The listing below should be copied in full, word for word.

++++++++

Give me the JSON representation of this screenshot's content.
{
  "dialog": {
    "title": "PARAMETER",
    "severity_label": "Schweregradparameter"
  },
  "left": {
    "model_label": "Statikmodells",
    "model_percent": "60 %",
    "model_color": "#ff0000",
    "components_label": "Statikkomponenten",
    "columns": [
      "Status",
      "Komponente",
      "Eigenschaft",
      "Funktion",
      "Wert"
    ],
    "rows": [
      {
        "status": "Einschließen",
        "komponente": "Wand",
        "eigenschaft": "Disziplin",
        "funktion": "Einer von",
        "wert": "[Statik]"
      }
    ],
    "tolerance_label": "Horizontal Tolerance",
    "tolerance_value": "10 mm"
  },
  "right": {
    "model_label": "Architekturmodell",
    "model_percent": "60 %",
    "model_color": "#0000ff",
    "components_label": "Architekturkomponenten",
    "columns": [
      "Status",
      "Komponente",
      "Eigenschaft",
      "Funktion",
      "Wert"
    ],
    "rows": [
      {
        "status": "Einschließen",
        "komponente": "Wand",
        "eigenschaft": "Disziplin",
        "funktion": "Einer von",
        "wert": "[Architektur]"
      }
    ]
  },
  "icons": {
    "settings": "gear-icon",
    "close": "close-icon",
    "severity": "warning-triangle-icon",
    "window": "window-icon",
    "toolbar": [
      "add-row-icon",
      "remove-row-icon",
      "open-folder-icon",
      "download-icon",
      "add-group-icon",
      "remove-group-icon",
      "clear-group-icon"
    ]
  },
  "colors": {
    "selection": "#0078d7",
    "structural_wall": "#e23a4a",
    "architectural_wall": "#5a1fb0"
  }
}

++++++++

- _Solution to this problem_:
Give me the JSON representation of this screenshot's content.
{
  "dialog": {
    "title": "PARAMETER",
    "severity_label": "Schweregradparameter"
  },
  "left": {
    "model_label": "Statikmodells",
    "model_percent": "60 %",
    "model_color": "#ff0000",
    "components_label": "Statikkomponenten",
    "columns": [
      "Status",
      "Komponente",
      "Eigenschaft",
      "Funktion",
      "Wert"
    ],
    "rows": [
      {
        "status": "Einschließen",
        "komponente": "Wand",
        "eigenschaft": "Disziplin",
        "funktion": "Einer von",
        "wert": "[Statik]"
      }
    ],
    "tolerance_label": "Horizontal Tolerance",
    "tolerance_value": "10 mm"
  },
  "right": {
    "model_label": "Architekturmodell",
    "model_percent": "60 %",
    "model_color": "#0000ff",
    "components_label": "Architekturkomponenten",
    "columns": [
      "Status",
      "Komponente",
      "Eigenschaft",
      "Funktion",
      "Wert"
    ],
    "rows": [
      {
        "status": "Einschließen",
        "komponente": "Wand",
        "eigenschaft": "Disziplin",
        "funktion": "Einer von",
        "wert": "[Architektur]"
      }
    ]
  },
  "icons": {
    "settings": "gear-icon",
    "close": "close-icon",
    "severity": "warning-triangle-icon",
    "window": "window-icon",
    "toolbar": [
      "add-row-icon",
      "remove-row-icon",
      "open-folder-icon",
      "download-icon",
      "add-group-icon",
      "remove-group-icon",
      "clear-group-icon"
    ]
  },
  "colors": {
    "selection": "#0078d7",
    "structural_wall": "#e23a4a",
    "architectural_wall": "#5a1fb0"
  }
}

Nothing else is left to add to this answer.